*** DATA ***
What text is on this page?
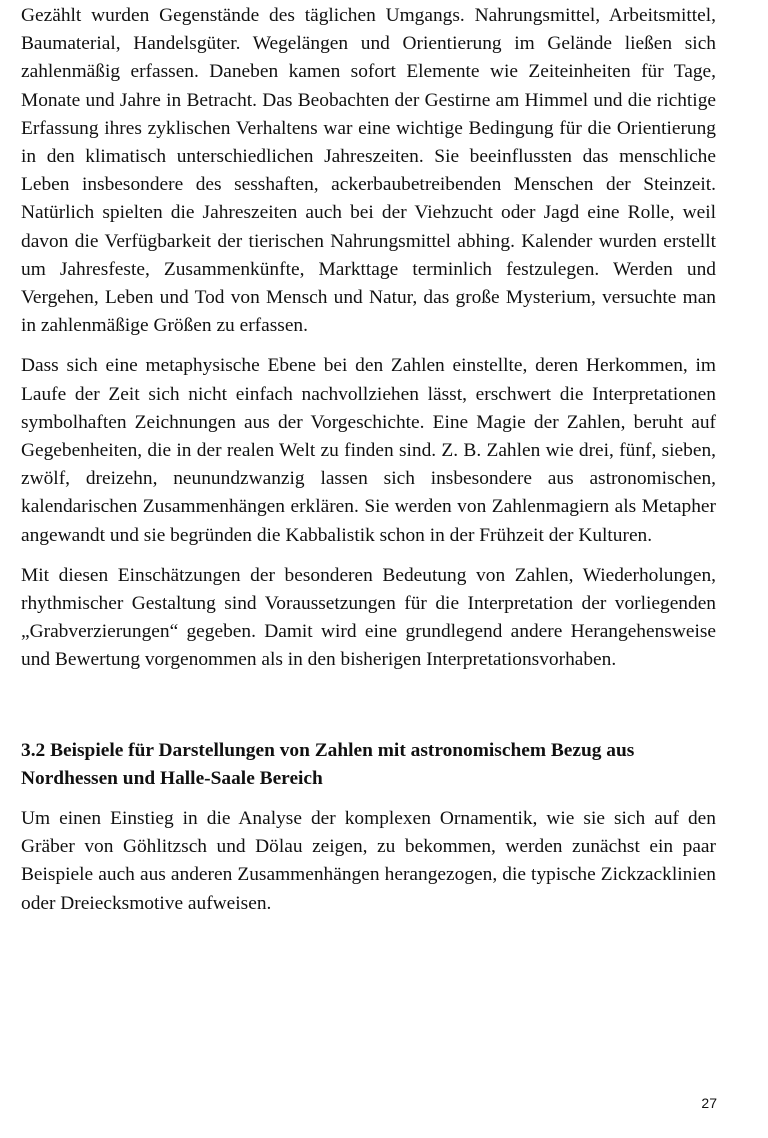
Gezählt wurden Gegenstände des täglichen Umgangs. Nahrungsmittel, Arbeitsmittel, Baumaterial, Handelsgüter. Wegelängen und Orientierung im Gelände ließen sich zahlenmäßig erfassen. Daneben kamen sofort Elemente wie Zeiteinheiten für Tage, Monate und Jahre in Betracht. Das Beobachten der Gestirne am Himmel und die richtige Erfassung ihres zyklischen Verhaltens war eine wichtige Bedingung für die Orientierung in den klimatisch unterschiedlichen Jahreszeiten. Sie beeinflussten das menschliche Leben insbesondere des sesshaften, ackerbaubetreibenden Menschen der Steinzeit. Natürlich spielten die Jahreszeiten auch bei der Viehzucht oder Jagd eine Rolle, weil davon die Verfügbarkeit der tierischen Nahrungsmittel abhing. Kalender wurden erstellt um Jahresfeste, Zusammenkünfte, Markttage terminlich festzulegen. Werden und Vergehen, Leben und Tod von Mensch und Natur, das große Mysterium, versuchte man in zahlenmäßige Größen zu erfassen.

Dass sich eine metaphysische Ebene bei den Zahlen einstellte, deren Herkommen, im Laufe der Zeit sich nicht einfach nachvollziehen lässt, erschwert die Interpretationen symbolhaften Zeichnungen aus der Vorgeschichte. Eine Magie der Zahlen, beruht auf Gegebenheiten, die in der realen Welt zu finden sind. Z. B. Zahlen wie drei, fünf, sieben, zwölf, dreizehn, neunundzwanzig lassen sich insbesondere aus astronomischen, kalendarischen Zusammenhängen erklären. Sie werden von Zahlenmagiern als Metapher angewandt und sie begründen die Kabbalistik schon in der Frühzeit der Kulturen.

Mit diesen Einschätzungen der besonderen Bedeutung von Zahlen, Wiederholungen, rhythmischer Gestaltung sind Voraussetzungen für die Interpretation der vorliegenden „Grabverzierungen“ gegeben. Damit wird eine grundlegend andere Herangehensweise und Bewertung vorgenommen als in den bisherigen Interpretationsvorhaben.

3.2 Beispiele für Darstellungen von Zahlen mit astronomischem Bezug aus Nordhessen und Halle-Saale Bereich

Um einen Einstieg in die Analyse der komplexen Ornamentik, wie sie sich auf den Gräber von Göhlitzsch und Dölau zeigen, zu bekommen, werden zunächst ein paar Beispiele auch aus anderen Zusammenhängen herangezogen, die typische Zickzacklinien oder Dreiecksmotive aufweisen.

27
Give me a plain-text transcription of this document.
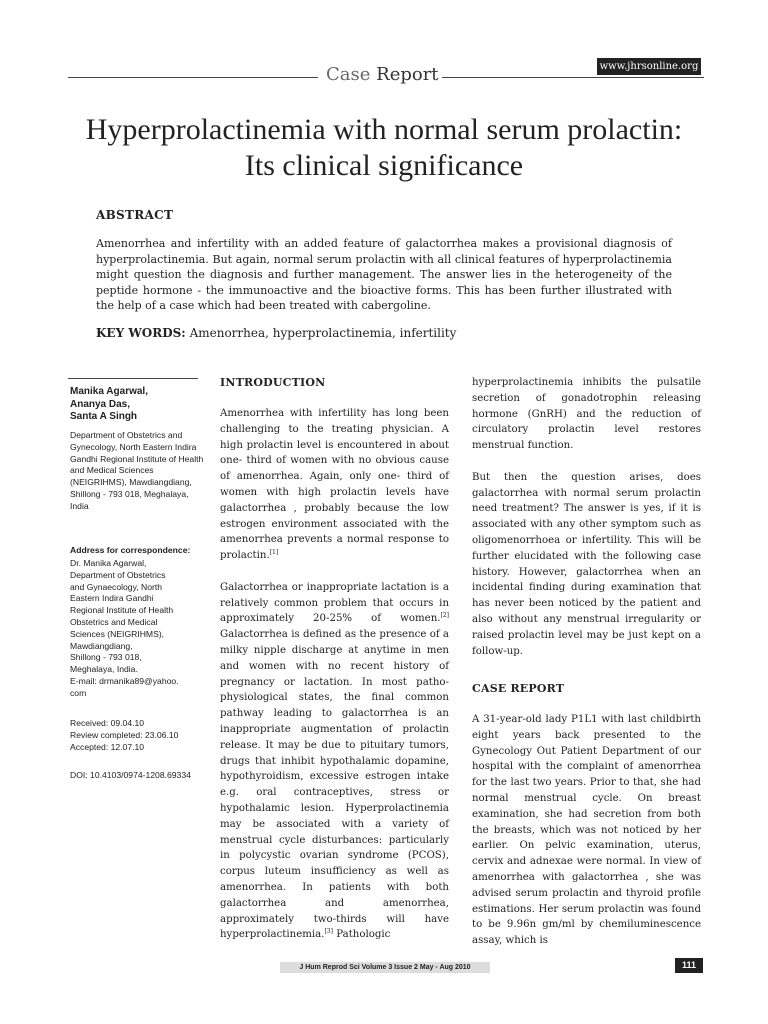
Case Report	www.jhrsonline.org
Hyperprolactinemia with normal serum prolactin:
Its clinical significance
ABSTRACT
Amenorrhea and infertility with an added feature of galactorrhea makes a provisional diagnosis of hyperprolactinemia. But again, normal serum prolactin with all clinical features of hyperprolactinemia might question the diagnosis and further management. The answer lies in the heterogeneity of the peptide hormone - the immunoactive and the bioactive forms. This has been further illustrated with the help of a case which had been treated with cabergoline.
KEY WORDS: Amenorrhea, hyperprolactinemia, infertility
Manika Agarwal,
Ananya Das,
Santa A Singh
Department of Obstetrics and Gynecology, North Eastern Indira Gandhi Regional Institute of Health and Medical Sciences (NEIGRIHMS), Mawdiangdiang, Shillong - 793 018, Meghalaya, India
Address for correspondence:
Dr. Manika Agarwal,
Department of Obstetrics
and Gynaecology, North
Eastern Indira Gandhi
Regional Institute of Health
Obstetrics and Medical
Sciences (NEIGRIHMS),
Mawdiangdiang,
Shillong - 793 018,
Meghalaya, India.
E-mail: drmanika89@yahoo.
com
Received: 09.04.10
Review completed: 23.06.10
Accepted: 12.07.10
DOI: 10.4103/0974-1208.69334
INTRODUCTION

Amenorrhea with infertility has long been challenging to the treating physician. A high prolactin level is encountered in about one- third of women with no obvious cause of amenorrhea. Again, only one- third of women with high prolactin levels have galactorrhea , probably because the low estrogen environment associated with the amenorrhea prevents a normal response to prolactin.[1]

Galactorrhea or inappropriate lactation is a relatively common problem that occurs in approximately 20-25% of women.[2] Galactorrhea is defined as the presence of a milky nipple discharge at anytime in men and women with no recent history of pregnancy or lactation. In most patho-physiological states, the final common pathway leading to galactorrhea is an inappropriate augmentation of prolactin release. It may be due to pituitary tumors, drugs that inhibit hypothalamic dopamine, hypothyroidism, excessive estrogen intake e.g. oral contraceptives, stress or hypothalamic lesion. Hyperprolactinemia may be associated with a variety of menstrual cycle disturbances: particularly in polycystic ovarian syndrome (PCOS), corpus luteum insufficiency as well as amenorrhea. In patients with both galactorrhea and amenorrhea, approximately two-thirds will have hyperprolactinemia.[3] Pathologic

hyperprolactinemia inhibits the pulsatile secretion of gonadotrophin releasing hormone (GnRH) and the reduction of circulatory prolactin level restores menstrual function.

But then the question arises, does galactorrhea with normal serum prolactin need treatment? The answer is yes, if it is associated with any other symptom such as oligomenorrhoea or infertility. This will be further elucidated with the following case history. However, galactorrhea when an incidental finding during examination that has never been noticed by the patient and also without any menstrual irregularity or raised prolactin level may be just kept on a follow-up.

CASE REPORT

A 31-year-old lady P1L1 with last childbirth eight years back presented to the Gynecology Out Patient Department of our hospital with the complaint of amenorrhea for the last two years. Prior to that, she had normal menstrual cycle. On breast examination, she had secretion from both the breasts, which was not noticed by her earlier. On pelvic examination, uterus, cervix and adnexae were normal. In view of amenorrhea with galactorrhea , she was advised serum prolactin and thyroid profile estimations. Her serum prolactin was found to be 9.96n gm/ml by chemiluminescence assay, which is

J Hum Reprod Sci Volume 3 Issue 2 May - Aug 2010	111
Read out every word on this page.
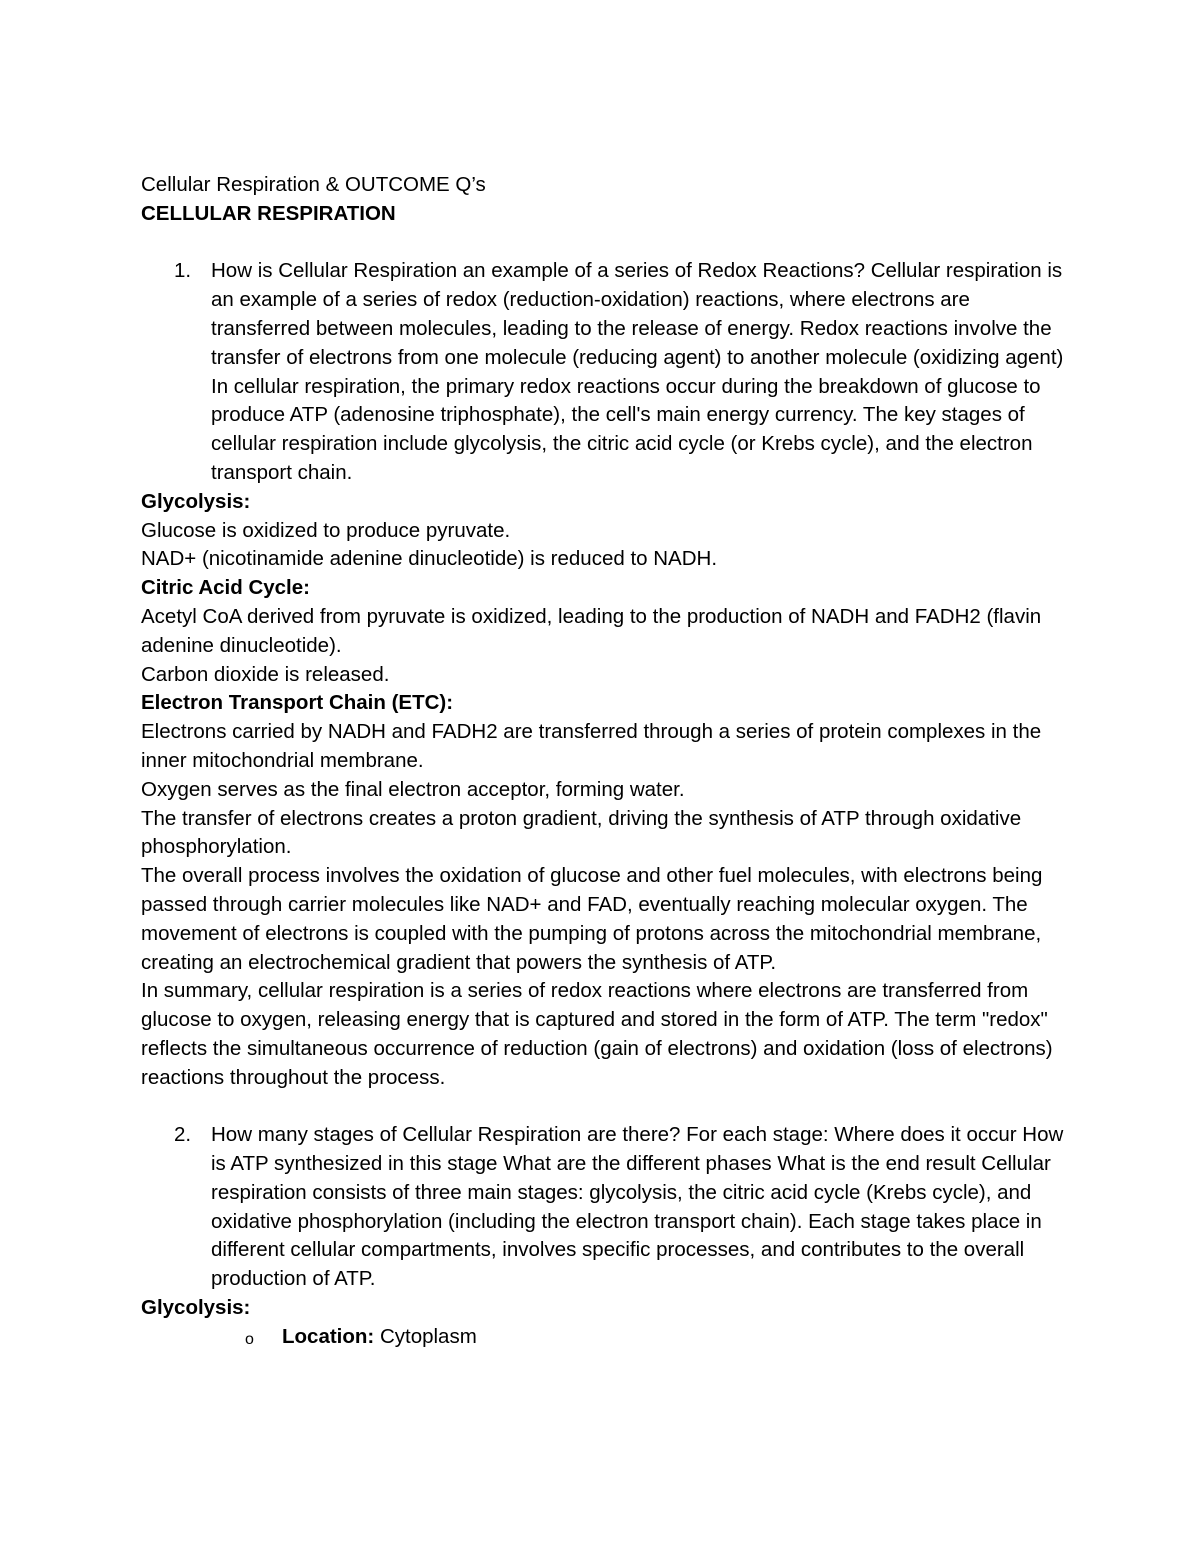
Cellular Respiration & OUTCOME Q’s

CELLULAR RESPIRATION

1. How is Cellular Respiration an example of a series of Redox Reactions? Cellular respiration is an example of a series of redox (reduction-oxidation) reactions, where electrons are transferred between molecules, leading to the release of energy. Redox reactions involve the transfer of electrons from one molecule (reducing agent) to another molecule (oxidizing agent) In cellular respiration, the primary redox reactions occur during the breakdown of glucose to produce ATP (adenosine triphosphate), the cell's main energy currency. The key stages of cellular respiration include glycolysis, the citric acid cycle (or Krebs cycle), and the electron transport chain.

Glycolysis:

Glucose is oxidized to produce pyruvate.

NAD+ (nicotinamide adenine dinucleotide) is reduced to NADH.

Citric Acid Cycle:

Acetyl CoA derived from pyruvate is oxidized, leading to the production of NADH and FADH2 (flavin adenine dinucleotide).

Carbon dioxide is released.

Electron Transport Chain (ETC):

Electrons carried by NADH and FADH2 are transferred through a series of protein complexes in the inner mitochondrial membrane.

Oxygen serves as the final electron acceptor, forming water.

The transfer of electrons creates a proton gradient, driving the synthesis of ATP through oxidative phosphorylation.

The overall process involves the oxidation of glucose and other fuel molecules, with electrons being passed through carrier molecules like NAD+ and FAD, eventually reaching molecular oxygen. The movement of electrons is coupled with the pumping of protons across the mitochondrial membrane, creating an electrochemical gradient that powers the synthesis of ATP.

In summary, cellular respiration is a series of redox reactions where electrons are transferred from glucose to oxygen, releasing energy that is captured and stored in the form of ATP. The term "redox" reflects the simultaneous occurrence of reduction (gain of electrons) and oxidation (loss of electrons) reactions throughout the process.

2. How many stages of Cellular Respiration are there? For each stage: Where does it occur How is ATP synthesized in this stage What are the different phases What is the end result Cellular respiration consists of three main stages: glycolysis, the citric acid cycle (Krebs cycle), and oxidative phosphorylation (including the electron transport chain). Each stage takes place in different cellular compartments, involves specific processes, and contributes to the overall production of ATP.

Glycolysis:

o Location: Cytoplasm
*** End of DATA ***
### YOUR GOAL
All that is needed is an exact copy of the entries above, minus the pictures.

### ANSWER TO THIS TASK
What text is on this page?
Gezählt wurden Gegenstände des täglichen Umgangs. Nahrungsmittel, Arbeitsmittel, Baumaterial, Handelsgüter. Wegelängen und Orientierung im Gelände ließen sich zahlenmäßig erfassen. Daneben kamen sofort Elemente wie Zeiteinheiten für Tage, Monate und Jahre in Betracht. Das Beobachten der Gestirne am Himmel und die richtige Erfassung ihres zyklischen Verhaltens war eine wichtige Bedingung für die Orientierung in den klimatisch unterschiedlichen Jahreszeiten. Sie beeinflussten das menschliche Leben insbesondere des sesshaften, ackerbaubetreibenden Menschen der Steinzeit. Natürlich spielten die Jahreszeiten auch bei der Viehzucht oder Jagd eine Rolle, weil davon die Verfügbarkeit der tierischen Nahrungsmittel abhing. Kalender wurden erstellt um Jahresfeste, Zusammenkünfte, Markttage terminlich festzulegen. Werden und Vergehen, Leben und Tod von Mensch und Natur, das große Mysterium, versuchte man in zahlenmäßige Größen zu erfassen.

Dass sich eine metaphysische Ebene bei den Zahlen einstellte, deren Herkommen, im Laufe der Zeit sich nicht einfach nachvollziehen lässt, erschwert die Interpretationen symbolhaften Zeichnungen aus der Vorgeschichte. Eine Magie der Zahlen, beruht auf Gegebenheiten, die in der realen Welt zu finden sind. Z. B. Zahlen wie drei, fünf, sieben, zwölf, dreizehn, neunundzwanzig lassen sich insbesondere aus astronomischen, kalendarischen Zusammenhängen erklären. Sie werden von Zahlenmagiern als Metapher angewandt und sie begründen die Kabbalistik schon in der Frühzeit der Kulturen.

Mit diesen Einschätzungen der besonderen Bedeutung von Zahlen, Wiederholungen, rhythmischer Gestaltung sind Voraussetzungen für die Interpretation der vorliegenden „Grabverzierungen“ gegeben. Damit wird eine grundlegend andere Herangehensweise und Bewertung vorgenommen als in den bisherigen Interpretationsvorhaben.

3.2 Beispiele für Darstellungen von Zahlen mit astronomischem Bezug aus Nordhessen und Halle-Saale Bereich

Um einen Einstieg in die Analyse der komplexen Ornamentik, wie sie sich auf den Gräber von Göhlitzsch und Dölau zeigen, zu bekommen, werden zunächst ein paar Beispiele auch aus anderen Zusammenhängen herangezogen, die typische Zickzacklinien oder Dreiecksmotive aufweisen.

27
Give me a plain-text transcription of this document.
Case Report	www.jhrsonline.org
Hyperprolactinemia with normal serum prolactin:
Its clinical significance
ABSTRACT
Amenorrhea and infertility with an added feature of galactorrhea makes a provisional diagnosis of hyperprolactinemia. But again, normal serum prolactin with all clinical features of hyperprolactinemia might question the diagnosis and further management. The answer lies in the heterogeneity of the peptide hormone - the immunoactive and the bioactive forms. This has been further illustrated with the help of a case which had been treated with cabergoline.
KEY WORDS: Amenorrhea, hyperprolactinemia, infertility
Manika Agarwal,
Ananya Das,
Santa A Singh
Department of Obstetrics and Gynecology, North Eastern Indira Gandhi Regional Institute of Health and Medical Sciences (NEIGRIHMS), Mawdiangdiang, Shillong - 793 018, Meghalaya, India
Address for correspondence:
Dr. Manika Agarwal,
Department of Obstetrics
and Gynaecology, North
Eastern Indira Gandhi
Regional Institute of Health
Obstetrics and Medical
Sciences (NEIGRIHMS),
Mawdiangdiang,
Shillong - 793 018,
Meghalaya, India.
E-mail: drmanika89@yahoo.
com
Received: 09.04.10
Review completed: 23.06.10
Accepted: 12.07.10
DOI: 10.4103/0974-1208.69334
INTRODUCTION

Amenorrhea with infertility has long been challenging to the treating physician. A high prolactin level is encountered in about one- third of women with no obvious cause of amenorrhea. Again, only one- third of women with high prolactin levels have galactorrhea , probably because the low estrogen environment associated with the amenorrhea prevents a normal response to prolactin.[1]

Galactorrhea or inappropriate lactation is a relatively common problem that occurs in approximately 20-25% of women.[2] Galactorrhea is defined as the presence of a milky nipple discharge at anytime in men and women with no recent history of pregnancy or lactation. In most patho-physiological states, the final common pathway leading to galactorrhea is an inappropriate augmentation of prolactin release. It may be due to pituitary tumors, drugs that inhibit hypothalamic dopamine, hypothyroidism, excessive estrogen intake e.g. oral contraceptives, stress or hypothalamic lesion. Hyperprolactinemia may be associated with a variety of menstrual cycle disturbances: particularly in polycystic ovarian syndrome (PCOS), corpus luteum insufficiency as well as amenorrhea. In patients with both galactorrhea and amenorrhea, approximately two-thirds will have hyperprolactinemia.[3] Pathologic

hyperprolactinemia inhibits the pulsatile secretion of gonadotrophin releasing hormone (GnRH) and the reduction of circulatory prolactin level restores menstrual function.

But then the question arises, does galactorrhea with normal serum prolactin need treatment? The answer is yes, if it is associated with any other symptom such as oligomenorrhoea or infertility. This will be further elucidated with the following case history. However, galactorrhea when an incidental finding during examination that has never been noticed by the patient and also without any menstrual irregularity or raised prolactin level may be just kept on a follow-up.

CASE REPORT

A 31-year-old lady P1L1 with last childbirth eight years back presented to the Gynecology Out Patient Department of our hospital with the complaint of amenorrhea for the last two years. Prior to that, she had normal menstrual cycle. On breast examination, she had secretion from both the breasts, which was not noticed by her earlier. On pelvic examination, uterus, cervix and adnexae were normal. In view of amenorrhea with galactorrhea , she was advised serum prolactin and thyroid profile estimations. Her serum prolactin was found to be 9.96n gm/ml by chemiluminescence assay, which is

J Hum Reprod Sci Volume 3 Issue 2 May - Aug 2010	111
Read out every word on this page.
Cellular Respiration & OUTCOME Q’s

CELLULAR RESPIRATION

1. How is Cellular Respiration an example of a series of Redox Reactions? Cellular respiration is an example of a series of redox (reduction-oxidation) reactions, where electrons are transferred between molecules, leading to the release of energy. Redox reactions involve the transfer of electrons from one molecule (reducing agent) to another molecule (oxidizing agent) In cellular respiration, the primary redox reactions occur during the breakdown of glucose to produce ATP (adenosine triphosphate), the cell's main energy currency. The key stages of cellular respiration include glycolysis, the citric acid cycle (or Krebs cycle), and the electron transport chain.

Glycolysis:

Glucose is oxidized to produce pyruvate.

NAD+ (nicotinamide adenine dinucleotide) is reduced to NADH.

Citric Acid Cycle:

Acetyl CoA derived from pyruvate is oxidized, leading to the production of NADH and FADH2 (flavin adenine dinucleotide).

Carbon dioxide is released.

Electron Transport Chain (ETC):

Electrons carried by NADH and FADH2 are transferred through a series of protein complexes in the inner mitochondrial membrane.

Oxygen serves as the final electron acceptor, forming water.

The transfer of electrons creates a proton gradient, driving the synthesis of ATP through oxidative phosphorylation.

The overall process involves the oxidation of glucose and other fuel molecules, with electrons being passed through carrier molecules like NAD+ and FAD, eventually reaching molecular oxygen. The movement of electrons is coupled with the pumping of protons across the mitochondrial membrane, creating an electrochemical gradient that powers the synthesis of ATP.

In summary, cellular respiration is a series of redox reactions where electrons are transferred from glucose to oxygen, releasing energy that is captured and stored in the form of ATP. The term "redox" reflects the simultaneous occurrence of reduction (gain of electrons) and oxidation (loss of electrons) reactions throughout the process.

2. How many stages of Cellular Respiration are there? For each stage: Where does it occur How is ATP synthesized in this stage What are the different phases What is the end result Cellular respiration consists of three main stages: glycolysis, the citric acid cycle (Krebs cycle), and oxidative phosphorylation (including the electron transport chain). Each stage takes place in different cellular compartments, involves specific processes, and contributes to the overall production of ATP.

Glycolysis:

o Location: Cytoplasm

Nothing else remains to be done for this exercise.